◆ **JOB**: From the entries that follow, list every line in which the string "Date" appears.

◆ **THE INPUT**:
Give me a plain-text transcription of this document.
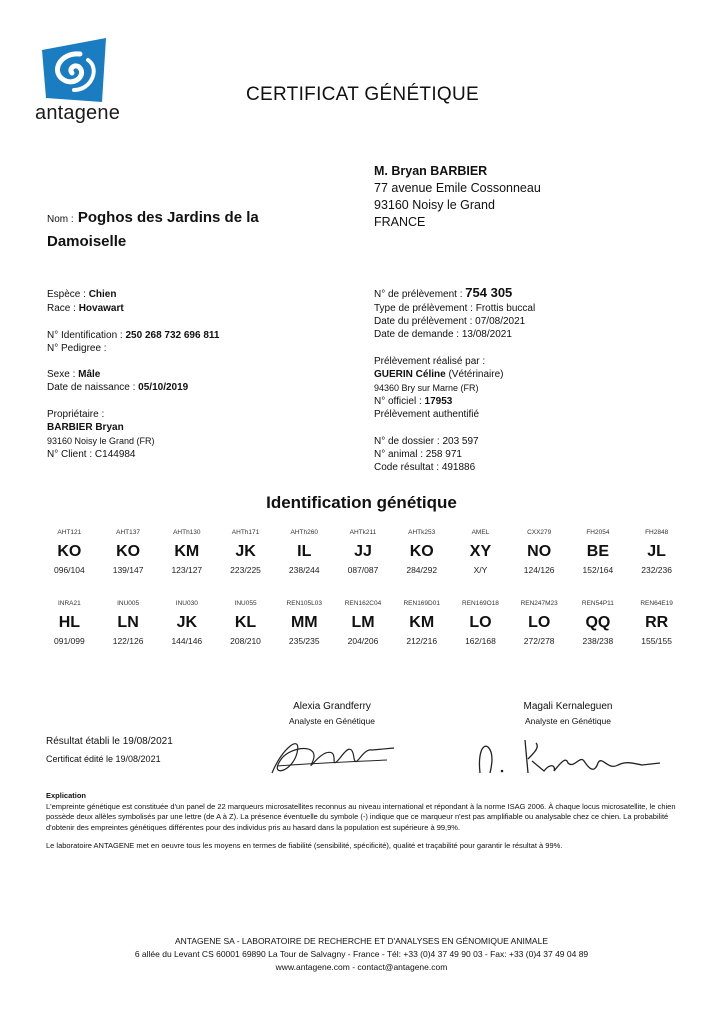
antagene
CERTIFICAT GÉNÉTIQUE
M. Bryan BARBIER
77 avenue Emile Cossonneau
93160 Noisy le Grand
FRANCE
Nom : Poghos des Jardins de la Damoiselle
Espèce : Chien
Race : Hovawart
N° Identification : 250 268 732 696 811
N° Pedigree :
Sexe : Mâle
Date de naissance : 05/10/2019
Propriétaire :
BARBIER Bryan
93160 Noisy le Grand (FR)
N° Client : C144984
N° de prélèvement : 754 305
Type de prélèvement : Frottis buccal
Date du prélèvement : 07/08/2021
Date de demande : 13/08/2021
Prélèvement réalisé par :
GUERIN Céline (Vétérinaire)
94360 Bry sur Marne (FR)
N° officiel : 17953
Prélèvement authentifié
N° de dossier : 203 597
N° animal : 258 971
Code résultat : 491886
Identification génétique
AHT121	AHT137	AHTh130	AHTh171	AHTh260	AHTk211	AHTk253	AMEL	CXX279	FH2054	FH2848
KO	KO	KM	JK	IL	JJ	KO	XY	NO	BE	JL
096/104	139/147	123/127	223/225	238/244	087/087	284/292	X/Y	124/126	152/164	232/236
INRA21	INU005	INU030	INU055	REN105L03	REN162C04	REN169D01	REN169O18	REN247M23	REN54P11	REN64E19
HL	LN	JK	KL	MM	LM	KM	LO	LO	QQ	RR
091/099	122/126	144/146	208/210	235/235	204/206	212/216	162/168	272/278	238/238	155/155
Alexia Grandferry
Analyste en Génétique
Magali Kernaleguen
Analyste en Génétique
Résultat établi le 19/08/2021
Certificat édité le 19/08/2021
Explication
L'empreinte génétique est constituée d'un panel de 22 marqueurs microsatellites reconnus au niveau international et répondant à la norme ISAG 2006. À chaque locus microsatellite, le chien possède deux allèles symbolisés par une lettre (de A à Z). La présence éventuelle du symbole (-) indique que ce marqueur n'est pas amplifiable ou analysable chez ce chien. La probabilité d'obtenir des empreintes génétiques différentes pour des individus pris au hasard dans la population est supérieure à 99,9%.
Le laboratoire ANTAGENE met en oeuvre tous les moyens en termes de fiabilité (sensibilité, spécificité), qualité et traçabilité pour garantir le résultat à 99%.
ANTAGENE SA - LABORATOIRE DE RECHERCHE ET D'ANALYSES EN GÉNOMIQUE ANIMALE
6 allée du Levant CS 60001 69890 La Tour de Salvagny - France - Tél: +33 (0)4 37 49 90 03 - Fax: +33 (0)4 37 49 04 89
www.antagene.com - contact@antagene.com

◆ **ANSWER TO THIS PROBLEM**:
Date de naissance : 05/10/2019
Date du prélèvement : 07/08/2021
Date de demande : 13/08/2021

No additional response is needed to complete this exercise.